Count how many lines contain "young" and reply with that number only.

>> start Records provided

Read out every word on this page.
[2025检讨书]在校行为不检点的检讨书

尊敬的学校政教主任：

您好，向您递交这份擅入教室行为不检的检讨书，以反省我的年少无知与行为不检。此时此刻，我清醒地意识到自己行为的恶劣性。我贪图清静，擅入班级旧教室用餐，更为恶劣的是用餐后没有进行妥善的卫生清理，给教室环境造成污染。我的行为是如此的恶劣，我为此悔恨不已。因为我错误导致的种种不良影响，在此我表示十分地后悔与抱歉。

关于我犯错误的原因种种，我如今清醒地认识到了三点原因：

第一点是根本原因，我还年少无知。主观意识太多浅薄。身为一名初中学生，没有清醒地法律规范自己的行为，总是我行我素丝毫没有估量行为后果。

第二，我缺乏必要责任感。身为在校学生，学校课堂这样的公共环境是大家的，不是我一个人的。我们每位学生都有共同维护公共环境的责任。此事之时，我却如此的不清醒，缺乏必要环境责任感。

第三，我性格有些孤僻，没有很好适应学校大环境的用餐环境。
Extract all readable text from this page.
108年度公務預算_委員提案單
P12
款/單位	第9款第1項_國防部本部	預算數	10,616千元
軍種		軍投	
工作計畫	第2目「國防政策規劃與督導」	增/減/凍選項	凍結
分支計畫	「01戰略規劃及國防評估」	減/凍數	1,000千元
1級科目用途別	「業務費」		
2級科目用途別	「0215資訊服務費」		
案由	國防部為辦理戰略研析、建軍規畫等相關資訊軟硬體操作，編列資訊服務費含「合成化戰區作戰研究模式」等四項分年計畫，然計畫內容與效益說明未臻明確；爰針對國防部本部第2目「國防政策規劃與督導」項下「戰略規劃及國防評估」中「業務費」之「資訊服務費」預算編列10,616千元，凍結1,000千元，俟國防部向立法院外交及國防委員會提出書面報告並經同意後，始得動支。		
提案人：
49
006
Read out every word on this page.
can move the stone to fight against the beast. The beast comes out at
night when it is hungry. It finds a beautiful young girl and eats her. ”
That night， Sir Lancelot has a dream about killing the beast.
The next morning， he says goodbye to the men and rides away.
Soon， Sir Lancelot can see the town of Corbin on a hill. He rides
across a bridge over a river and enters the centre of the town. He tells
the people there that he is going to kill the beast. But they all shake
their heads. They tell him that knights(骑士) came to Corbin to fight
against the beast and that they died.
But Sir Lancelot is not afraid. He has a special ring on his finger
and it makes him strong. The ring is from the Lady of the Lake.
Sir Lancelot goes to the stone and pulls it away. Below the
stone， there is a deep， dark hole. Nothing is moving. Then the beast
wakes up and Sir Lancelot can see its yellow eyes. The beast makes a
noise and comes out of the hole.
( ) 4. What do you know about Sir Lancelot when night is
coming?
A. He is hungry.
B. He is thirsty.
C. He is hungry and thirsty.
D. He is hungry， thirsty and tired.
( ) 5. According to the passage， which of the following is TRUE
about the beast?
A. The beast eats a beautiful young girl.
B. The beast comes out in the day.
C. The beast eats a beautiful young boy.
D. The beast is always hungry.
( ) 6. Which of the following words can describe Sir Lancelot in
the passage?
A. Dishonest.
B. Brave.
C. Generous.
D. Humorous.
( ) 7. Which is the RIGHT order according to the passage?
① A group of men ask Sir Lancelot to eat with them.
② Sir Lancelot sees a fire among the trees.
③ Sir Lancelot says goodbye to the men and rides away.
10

>> end Records provided

(Solution for this problem): 3